• [Tasks and exercises]
[a] In the passage on lower-body flexibility, how far can the writer reach when trying to touch their toes?
[b] Copy out the rows from the one containing "Give me the" through the one containing "avatar-image xyxy=(40,276,178,414)", word for word.

• [Document passage]
───
My lower-body flexibility is somewhat lacking. I have decent healthy shoulder mobility, but anything involving hips and legs is pathetic. Hip turnout is so-so, hamstring flexibility is awful. If trying to touch my toes, I can get barely to my upper shin. So there is a lot of potential to improve.
But I don't want to spend a significant amount of time or energy working on this. I don't think flexibility is the primary thing holding back my climbing, and the majority of my (finite) time and motivation is and will be better spent on other things. So how to improve flexibility efficiently and effectively (the RCTM way)? Spending an hour twice a week going to a yoga class isn't going to happen. Too much time, a lot of it isn't climbing-specific, and half the exercise are too advanced for me to do (see: terrible flexibility).
───
• [Record list]

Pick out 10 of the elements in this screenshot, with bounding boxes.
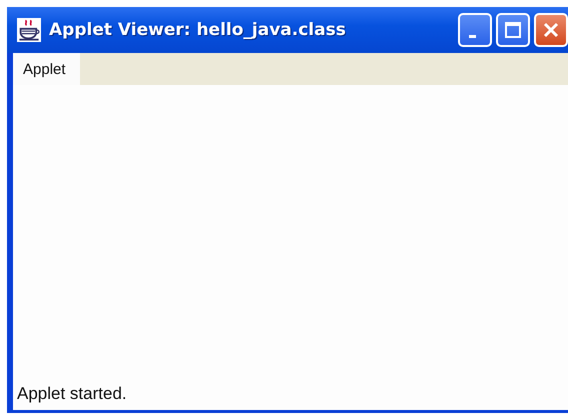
───
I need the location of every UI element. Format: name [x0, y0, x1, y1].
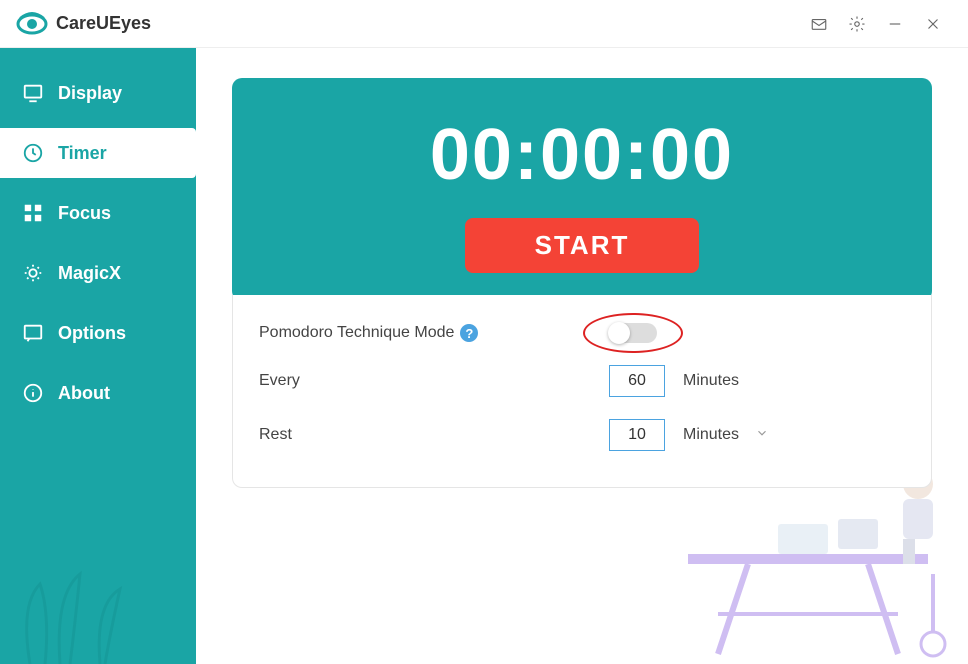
───
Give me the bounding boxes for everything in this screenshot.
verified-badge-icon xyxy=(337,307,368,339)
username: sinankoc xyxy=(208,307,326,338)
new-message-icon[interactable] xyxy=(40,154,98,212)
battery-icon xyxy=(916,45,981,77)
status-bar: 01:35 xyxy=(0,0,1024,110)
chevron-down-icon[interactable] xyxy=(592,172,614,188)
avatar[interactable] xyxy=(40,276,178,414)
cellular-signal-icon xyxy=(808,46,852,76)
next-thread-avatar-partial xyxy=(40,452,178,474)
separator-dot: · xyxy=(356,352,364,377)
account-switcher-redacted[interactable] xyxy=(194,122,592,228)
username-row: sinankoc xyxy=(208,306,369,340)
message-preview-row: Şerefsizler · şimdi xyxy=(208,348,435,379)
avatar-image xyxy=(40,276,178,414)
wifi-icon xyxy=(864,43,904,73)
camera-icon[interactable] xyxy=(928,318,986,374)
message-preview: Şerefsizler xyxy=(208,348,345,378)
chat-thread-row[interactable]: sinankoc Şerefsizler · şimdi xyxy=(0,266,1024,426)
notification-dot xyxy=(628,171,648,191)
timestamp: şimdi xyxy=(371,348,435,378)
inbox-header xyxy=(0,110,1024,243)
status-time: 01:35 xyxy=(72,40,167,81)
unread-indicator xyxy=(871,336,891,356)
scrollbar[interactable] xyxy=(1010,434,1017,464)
───
• [Task-by-task answers]
[a] Barely to the upper shin.

[b]
Give me the bounding boxes for everything in this screenshot.
verified-badge-icon xyxy=(337,307,368,339)
username: sinankoc xyxy=(208,307,326,338)
new-message-icon[interactable] xyxy=(40,154,98,212)
battery-icon xyxy=(916,45,981,77)
status-bar: 01:35 xyxy=(0,0,1024,110)
chevron-down-icon[interactable] xyxy=(592,172,614,188)
avatar[interactable] xyxy=(40,276,178,414)
cellular-signal-icon xyxy=(808,46,852,76)
next-thread-avatar-partial xyxy=(40,452,178,474)
separator-dot: · xyxy=(356,352,364,377)
account-switcher-redacted[interactable] xyxy=(194,122,592,228)
username-row: sinankoc xyxy=(208,306,369,340)
message-preview-row: Şerefsizler · şimdi xyxy=(208,348,435,379)
avatar-image xyxy=(40,276,178,414)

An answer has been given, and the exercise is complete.